[Extracts from a graphics dataset]

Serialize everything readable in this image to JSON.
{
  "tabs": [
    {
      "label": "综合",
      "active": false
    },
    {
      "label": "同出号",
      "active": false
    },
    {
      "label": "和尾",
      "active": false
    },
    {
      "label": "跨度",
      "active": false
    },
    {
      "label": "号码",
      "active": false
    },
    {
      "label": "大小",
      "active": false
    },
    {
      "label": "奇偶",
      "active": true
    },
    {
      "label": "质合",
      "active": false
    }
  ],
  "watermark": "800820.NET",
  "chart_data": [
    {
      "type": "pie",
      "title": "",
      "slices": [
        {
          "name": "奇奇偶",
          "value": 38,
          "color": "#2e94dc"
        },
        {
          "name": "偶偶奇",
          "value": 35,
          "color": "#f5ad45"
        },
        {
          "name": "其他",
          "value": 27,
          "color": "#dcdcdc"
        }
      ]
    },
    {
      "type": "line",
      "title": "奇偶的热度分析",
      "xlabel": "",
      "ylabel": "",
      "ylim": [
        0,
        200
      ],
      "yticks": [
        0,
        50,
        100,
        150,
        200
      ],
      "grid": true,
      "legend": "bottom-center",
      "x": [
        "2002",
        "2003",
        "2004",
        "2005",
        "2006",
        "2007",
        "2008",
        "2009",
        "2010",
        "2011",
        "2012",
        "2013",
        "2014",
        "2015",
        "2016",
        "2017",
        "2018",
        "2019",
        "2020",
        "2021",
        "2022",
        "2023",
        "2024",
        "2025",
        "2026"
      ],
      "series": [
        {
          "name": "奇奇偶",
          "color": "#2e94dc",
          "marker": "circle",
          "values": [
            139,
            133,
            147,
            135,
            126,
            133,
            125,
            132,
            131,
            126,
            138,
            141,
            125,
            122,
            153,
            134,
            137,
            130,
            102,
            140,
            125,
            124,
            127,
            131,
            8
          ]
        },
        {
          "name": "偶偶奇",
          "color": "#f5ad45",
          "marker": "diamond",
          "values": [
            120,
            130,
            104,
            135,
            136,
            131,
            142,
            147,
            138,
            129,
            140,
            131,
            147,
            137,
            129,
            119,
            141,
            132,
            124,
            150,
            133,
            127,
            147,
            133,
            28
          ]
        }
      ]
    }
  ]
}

> **YOUR TASK**: Exactly reproduce every line of the data above.

> **FINISHED ANSWER**:
Serialize everything readable in this image to JSON.
{
  "tabs": [
    {
      "label": "综合",
      "active": false
    },
    {
      "label": "同出号",
      "active": false
    },
    {
      "label": "和尾",
      "active": false
    },
    {
      "label": "跨度",
      "active": false
    },
    {
      "label": "号码",
      "active": false
    },
    {
      "label": "大小",
      "active": false
    },
    {
      "label": "奇偶",
      "active": true
    },
    {
      "label": "质合",
      "active": false
    }
  ],
  "watermark": "800820.NET",
  "chart_data": [
    {
      "type": "pie",
      "title": "",
      "slices": [
        {
          "name": "奇奇偶",
          "value": 38,
          "color": "#2e94dc"
        },
        {
          "name": "偶偶奇",
          "value": 35,
          "color": "#f5ad45"
        },
        {
          "name": "其他",
          "value": 27,
          "color": "#dcdcdc"
        }
      ]
    },
    {
      "type": "line",
      "title": "奇偶的热度分析",
      "xlabel": "",
      "ylabel": "",
      "ylim": [
        0,
        200
      ],
      "yticks": [
        0,
        50,
        100,
        150,
        200
      ],
      "grid": true,
      "legend": "bottom-center",
      "x": [
        "2002",
        "2003",
        "2004",
        "2005",
        "2006",
        "2007",
        "2008",
        "2009",
        "2010",
        "2011",
        "2012",
        "2013",
        "2014",
        "2015",
        "2016",
        "2017",
        "2018",
        "2019",
        "2020",
        "2021",
        "2022",
        "2023",
        "2024",
        "2025",
        "2026"
      ],
      "series": [
        {
          "name": "奇奇偶",
          "color": "#2e94dc",
          "marker": "circle",
          "values": [
            139,
            133,
            147,
            135,
            126,
            133,
            125,
            132,
            131,
            126,
            138,
            141,
            125,
            122,
            153,
            134,
            137,
            130,
            102,
            140,
            125,
            124,
            127,
            131,
            8
          ]
        },
        {
          "name": "偶偶奇",
          "color": "#f5ad45",
          "marker": "diamond",
          "values": [
            120,
            130,
            104,
            135,
            136,
            131,
            142,
            147,
            138,
            129,
            140,
            131,
            147,
            137,
            129,
            119,
            141,
            132,
            124,
            150,
            133,
            127,
            147,
            133,
            28
          ]
        }
      ]
    }
  ]
}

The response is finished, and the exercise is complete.